§ LISTA DE EXERCÍCIOS
#1 Responda com base no texto sobre o novo marco legal do transporte coletivo:
(a) Qual parcela mínima da arrecadação da Cide-Combustíveis deverá ir para o financiamento do transporte público?
(b) Em que ano foi sancionada a Política Nacional de Mobilidade Urbana?
(c) Que fatia dos custos das tarifas as gratuidades e os descontos tarifários representam atualmente?
#2 Dê continuidade ao texto sobre o novo marco legal do transporte coletivo, começando logo após o último parágrafo.

═════ TEXTO DE LEITURA

A Câmara dos Deputados aprovou nesta semana o novo marco legal do transporte coletivo, apelidado de “SUS do transporte público“. O texto já havia passado pelo Senado e segue agora para sanção presidencial.
A proposta é considerada uma das principais mudanças no setor desde a sanção da Política Nacional de Mobilidade Urbana, em 2012. O objetivo é criar mecanismos permanentes de financiamento para ônibus, trens e metrôs urbanos em todo o país.
Como o financiamento vai funcionar
O ponto central da nova lei é a entrada direta da União no custeio do transporte coletivo. Pelo texto aprovado, ao menos 60% da arrecadação da Cide-Combustíveis deverá ser destinada ao financiamento do transporte público.
Outro ponto relevante é a separação entre o que o passageiro paga e o que as empresas operadoras recebem. Na prática, isso abre caminho para que estados e municípios ampliem os subsídios às passagens sem comprometer diretamente os contratos de concessão.
Gratuidades e isenções com base legal
Hoje, quem não paga passagem, como idosos, pessoas com deficiência, estudantes em alguns municípios, representa um custo que recai sobre os demais usuários. Com a nova lei, gratuidades e descontos tarifários, que atualmente representam cerca de 22% dos custos das tarifas, passarão a ser financiados com recursos específicos previstos em lei, reduzindo o impacto sobre os demais passageiros.

══════════
═════ DADOS FORNECIDOS

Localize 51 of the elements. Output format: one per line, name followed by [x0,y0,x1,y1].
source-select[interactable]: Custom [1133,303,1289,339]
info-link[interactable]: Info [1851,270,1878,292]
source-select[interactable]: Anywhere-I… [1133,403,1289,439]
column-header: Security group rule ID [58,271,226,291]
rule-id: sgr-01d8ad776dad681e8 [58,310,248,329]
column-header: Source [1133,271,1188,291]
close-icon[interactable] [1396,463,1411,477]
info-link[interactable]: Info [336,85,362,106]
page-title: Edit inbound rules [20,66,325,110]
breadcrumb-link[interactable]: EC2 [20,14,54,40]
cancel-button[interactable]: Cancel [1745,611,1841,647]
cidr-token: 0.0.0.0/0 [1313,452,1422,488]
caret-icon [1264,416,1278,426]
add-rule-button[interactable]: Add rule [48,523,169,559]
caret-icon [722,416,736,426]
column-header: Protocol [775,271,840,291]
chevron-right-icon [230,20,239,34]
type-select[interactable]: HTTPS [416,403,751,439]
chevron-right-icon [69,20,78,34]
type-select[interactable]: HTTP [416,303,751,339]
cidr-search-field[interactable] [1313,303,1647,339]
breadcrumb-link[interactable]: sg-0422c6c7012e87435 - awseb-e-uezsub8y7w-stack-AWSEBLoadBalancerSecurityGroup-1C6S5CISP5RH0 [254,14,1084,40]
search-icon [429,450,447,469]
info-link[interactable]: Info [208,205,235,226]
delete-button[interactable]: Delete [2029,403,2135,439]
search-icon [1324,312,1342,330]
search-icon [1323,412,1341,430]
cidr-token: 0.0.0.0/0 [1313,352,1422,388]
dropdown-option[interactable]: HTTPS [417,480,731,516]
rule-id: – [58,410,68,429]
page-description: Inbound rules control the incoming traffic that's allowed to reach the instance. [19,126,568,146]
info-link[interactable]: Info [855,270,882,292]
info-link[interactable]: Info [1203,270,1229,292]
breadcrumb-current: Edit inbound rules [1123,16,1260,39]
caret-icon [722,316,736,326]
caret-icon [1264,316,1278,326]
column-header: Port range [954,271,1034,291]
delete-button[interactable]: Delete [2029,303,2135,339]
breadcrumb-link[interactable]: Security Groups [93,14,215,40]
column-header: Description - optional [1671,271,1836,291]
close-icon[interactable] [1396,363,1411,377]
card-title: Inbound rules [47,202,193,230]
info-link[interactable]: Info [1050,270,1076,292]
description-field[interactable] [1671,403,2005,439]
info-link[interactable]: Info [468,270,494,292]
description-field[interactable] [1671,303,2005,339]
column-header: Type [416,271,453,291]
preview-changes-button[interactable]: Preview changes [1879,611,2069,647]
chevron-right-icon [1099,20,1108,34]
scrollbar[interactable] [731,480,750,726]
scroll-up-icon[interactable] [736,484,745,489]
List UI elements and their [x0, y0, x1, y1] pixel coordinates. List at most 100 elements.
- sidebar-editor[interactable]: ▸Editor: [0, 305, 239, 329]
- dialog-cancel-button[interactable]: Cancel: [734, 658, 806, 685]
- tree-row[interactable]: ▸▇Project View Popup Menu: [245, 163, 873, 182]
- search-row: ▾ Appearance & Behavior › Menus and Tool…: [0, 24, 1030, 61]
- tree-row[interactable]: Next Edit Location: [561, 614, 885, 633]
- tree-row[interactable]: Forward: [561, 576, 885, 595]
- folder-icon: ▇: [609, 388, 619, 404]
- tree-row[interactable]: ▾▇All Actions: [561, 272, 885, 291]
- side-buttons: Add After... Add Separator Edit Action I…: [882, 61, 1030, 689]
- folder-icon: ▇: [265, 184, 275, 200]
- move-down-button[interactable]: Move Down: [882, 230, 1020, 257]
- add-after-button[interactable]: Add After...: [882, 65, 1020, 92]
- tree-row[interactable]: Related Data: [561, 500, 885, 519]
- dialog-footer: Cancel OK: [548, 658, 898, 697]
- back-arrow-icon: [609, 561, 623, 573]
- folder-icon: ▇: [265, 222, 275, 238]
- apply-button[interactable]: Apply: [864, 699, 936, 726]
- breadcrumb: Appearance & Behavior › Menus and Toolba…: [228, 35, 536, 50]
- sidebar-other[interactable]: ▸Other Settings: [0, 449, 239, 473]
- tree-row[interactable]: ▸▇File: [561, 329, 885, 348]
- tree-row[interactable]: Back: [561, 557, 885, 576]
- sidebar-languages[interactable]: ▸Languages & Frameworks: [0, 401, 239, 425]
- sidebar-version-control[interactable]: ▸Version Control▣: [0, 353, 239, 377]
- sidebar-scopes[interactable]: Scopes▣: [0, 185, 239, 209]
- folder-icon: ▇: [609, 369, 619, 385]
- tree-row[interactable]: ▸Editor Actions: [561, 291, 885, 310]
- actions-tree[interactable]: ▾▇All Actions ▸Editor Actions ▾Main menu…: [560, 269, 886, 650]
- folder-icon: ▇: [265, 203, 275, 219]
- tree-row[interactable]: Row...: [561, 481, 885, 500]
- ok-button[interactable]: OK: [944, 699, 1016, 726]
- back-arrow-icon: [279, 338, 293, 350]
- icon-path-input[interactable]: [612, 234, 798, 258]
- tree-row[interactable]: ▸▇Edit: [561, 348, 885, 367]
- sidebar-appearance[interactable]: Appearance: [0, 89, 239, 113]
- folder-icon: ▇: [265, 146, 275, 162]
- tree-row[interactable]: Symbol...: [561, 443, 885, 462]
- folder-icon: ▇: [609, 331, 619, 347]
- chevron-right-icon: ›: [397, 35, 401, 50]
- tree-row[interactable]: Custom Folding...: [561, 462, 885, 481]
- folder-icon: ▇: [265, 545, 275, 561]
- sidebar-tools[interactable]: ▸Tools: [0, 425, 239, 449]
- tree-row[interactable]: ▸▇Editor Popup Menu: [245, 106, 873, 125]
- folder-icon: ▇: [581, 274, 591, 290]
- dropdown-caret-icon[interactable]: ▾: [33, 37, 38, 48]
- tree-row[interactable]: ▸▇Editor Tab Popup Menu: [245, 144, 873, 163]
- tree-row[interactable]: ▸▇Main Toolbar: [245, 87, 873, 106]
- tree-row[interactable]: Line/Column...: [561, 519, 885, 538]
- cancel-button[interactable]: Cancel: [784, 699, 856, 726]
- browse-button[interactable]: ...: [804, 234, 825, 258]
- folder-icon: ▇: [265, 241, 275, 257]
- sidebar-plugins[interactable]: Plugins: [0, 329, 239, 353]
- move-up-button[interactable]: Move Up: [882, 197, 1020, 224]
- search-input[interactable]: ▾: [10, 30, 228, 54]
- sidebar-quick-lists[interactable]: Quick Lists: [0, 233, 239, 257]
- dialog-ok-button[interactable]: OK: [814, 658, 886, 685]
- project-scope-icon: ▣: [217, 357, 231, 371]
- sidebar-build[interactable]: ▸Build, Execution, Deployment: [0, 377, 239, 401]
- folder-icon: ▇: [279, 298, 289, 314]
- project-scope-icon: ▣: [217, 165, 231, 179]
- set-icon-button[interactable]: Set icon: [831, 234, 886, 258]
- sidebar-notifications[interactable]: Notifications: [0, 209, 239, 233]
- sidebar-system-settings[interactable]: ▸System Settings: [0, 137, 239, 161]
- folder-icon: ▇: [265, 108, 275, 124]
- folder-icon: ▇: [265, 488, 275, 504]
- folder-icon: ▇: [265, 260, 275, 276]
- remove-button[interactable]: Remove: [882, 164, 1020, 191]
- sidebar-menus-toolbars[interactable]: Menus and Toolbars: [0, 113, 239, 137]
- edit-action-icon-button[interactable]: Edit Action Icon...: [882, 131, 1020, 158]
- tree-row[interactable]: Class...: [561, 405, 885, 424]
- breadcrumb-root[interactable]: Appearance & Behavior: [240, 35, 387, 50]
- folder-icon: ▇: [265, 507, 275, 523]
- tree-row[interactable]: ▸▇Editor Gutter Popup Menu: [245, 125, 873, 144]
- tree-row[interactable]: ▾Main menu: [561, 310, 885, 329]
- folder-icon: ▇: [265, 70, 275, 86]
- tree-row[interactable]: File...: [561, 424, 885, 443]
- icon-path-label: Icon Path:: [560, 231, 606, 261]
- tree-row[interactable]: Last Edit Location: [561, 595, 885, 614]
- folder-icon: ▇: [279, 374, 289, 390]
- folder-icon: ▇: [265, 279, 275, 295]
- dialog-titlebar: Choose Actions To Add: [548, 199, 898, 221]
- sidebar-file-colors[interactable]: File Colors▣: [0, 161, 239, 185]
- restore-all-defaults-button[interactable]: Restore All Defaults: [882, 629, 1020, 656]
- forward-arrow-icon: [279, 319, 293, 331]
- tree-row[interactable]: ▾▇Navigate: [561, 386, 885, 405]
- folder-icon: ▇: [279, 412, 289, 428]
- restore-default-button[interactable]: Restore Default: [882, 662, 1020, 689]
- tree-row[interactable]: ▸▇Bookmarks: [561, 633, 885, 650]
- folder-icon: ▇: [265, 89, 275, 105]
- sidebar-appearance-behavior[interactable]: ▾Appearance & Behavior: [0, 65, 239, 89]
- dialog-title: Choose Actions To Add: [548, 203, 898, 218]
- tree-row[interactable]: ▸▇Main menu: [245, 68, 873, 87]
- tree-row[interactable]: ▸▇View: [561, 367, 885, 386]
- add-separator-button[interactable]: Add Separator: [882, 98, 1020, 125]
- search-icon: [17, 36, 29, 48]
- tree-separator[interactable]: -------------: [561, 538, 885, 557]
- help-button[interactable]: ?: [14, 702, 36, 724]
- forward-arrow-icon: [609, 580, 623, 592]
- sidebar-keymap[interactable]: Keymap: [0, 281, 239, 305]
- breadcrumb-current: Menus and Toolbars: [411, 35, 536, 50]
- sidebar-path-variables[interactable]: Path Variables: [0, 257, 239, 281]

══════════

§ RESPOSTAS ÀS TAREFAS
#1
(a) Ao menos 60% da arrecadação.
(b) Em 2012.
(c) Cerca de 22% dos custos das tarifas.

#2
A proposta também cria parâmetros mais claros para concessões e contratos de transporte coletivo, em um cenário de deterioração financeira do setor e de aumento das reclamações dos usuários.
O que ficou de fora
Durante a tramitação, o relator do projeto retirou integralmente um artigo que previa novas formas de arrecadação para o setor. O trecho excluído incluía cobranças sobre estacionamentos públicos, pedágio urbano, taxação de aplicativos de transporte como Uber e 99 e tributação diferenciada com base na emissão de poluentes. A retirada ocorreu após resistência de parlamentares e de setores econômicos.
O avanço da proposta ganhou tração após uma reunião entre representantes da Frente Nacional de Prefeitos e o presidente da Câmara, Hugo Motta, no início de fevereiro, quando a tramitação passou a ser tratada como prioridade.